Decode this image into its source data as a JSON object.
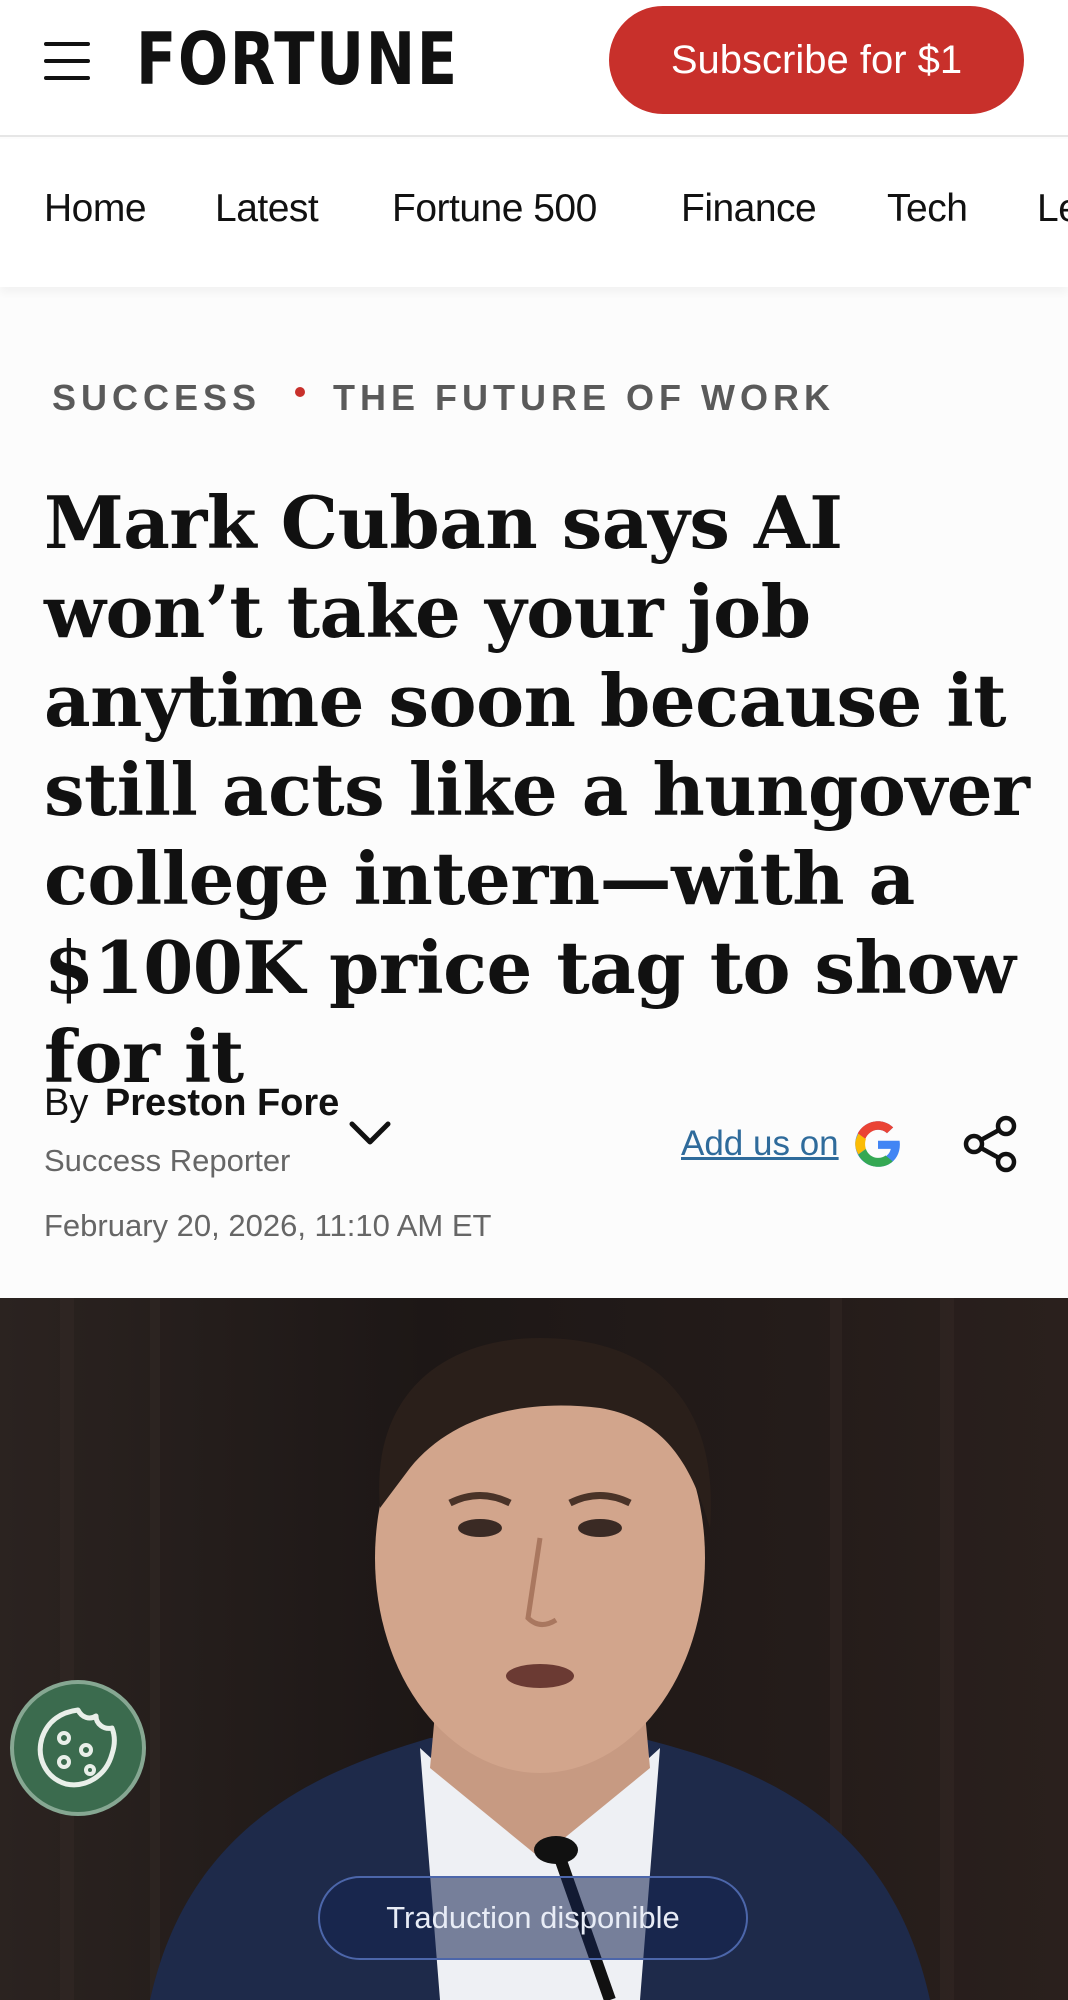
{
  "header": {
    "menu_icon": "hamburger-menu-icon",
    "logo": "FORTUNE",
    "subscribe_label": "Subscribe for $1"
  },
  "nav": {
    "items": [
      "Home",
      "Latest",
      "Fortune 500",
      "Finance",
      "Tech",
      "Le"
    ]
  },
  "article": {
    "section": "SUCCESS",
    "subsection": "THE FUTURE OF WORK",
    "headline": "Mark Cuban says AI won’t take your job anytime soon because it still acts like a hungover college intern—with a $100K price tag to show for it",
    "by": "By",
    "author": "Preston Fore",
    "role": "Success Reporter",
    "date": "February 20, 2026, 11:10 AM ET",
    "add_us_label": "Add us on",
    "google_icon": "google-icon",
    "share_icon": "share-icon"
  },
  "overlay": {
    "cookie_icon": "cookie-icon",
    "translate_label": "Traduction disponible"
  },
  "colors": {
    "accent_red": "#c8302b",
    "link_blue": "#2f6b9b",
    "cookie_green": "#3b6b4e"
  }
}
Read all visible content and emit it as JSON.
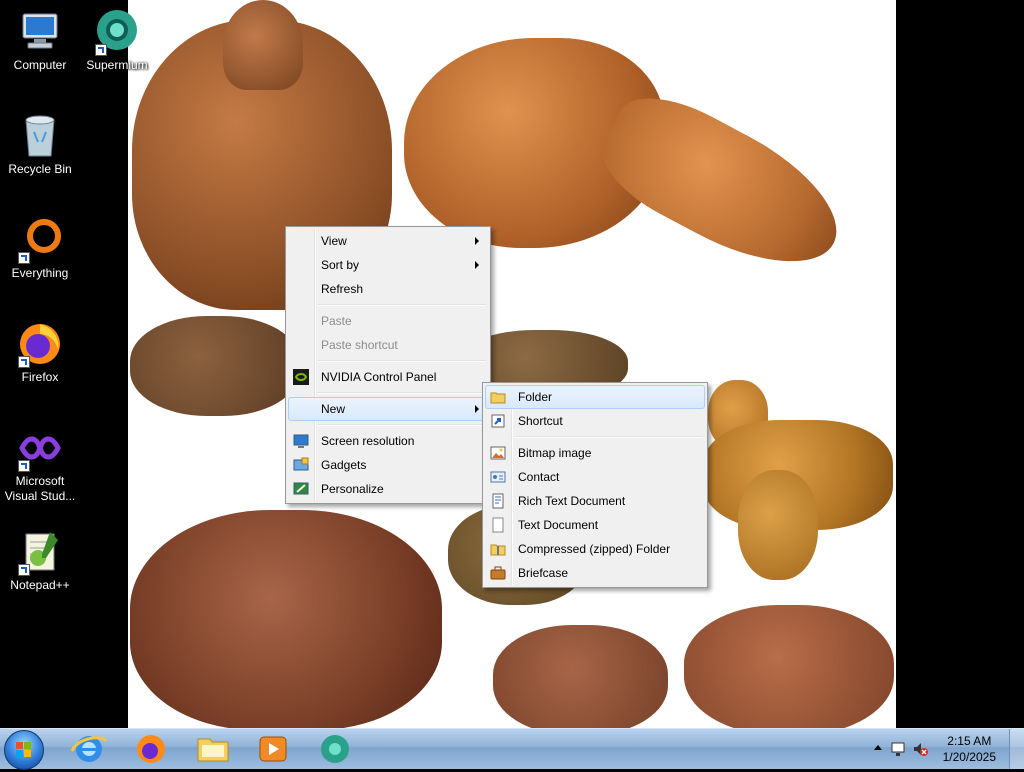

________________________________________

Locate the word "JSON" in the data above. Copy every line carrying it.

Decode this image into its source data as a JSON object.
Read all visible content and emit it as JSON.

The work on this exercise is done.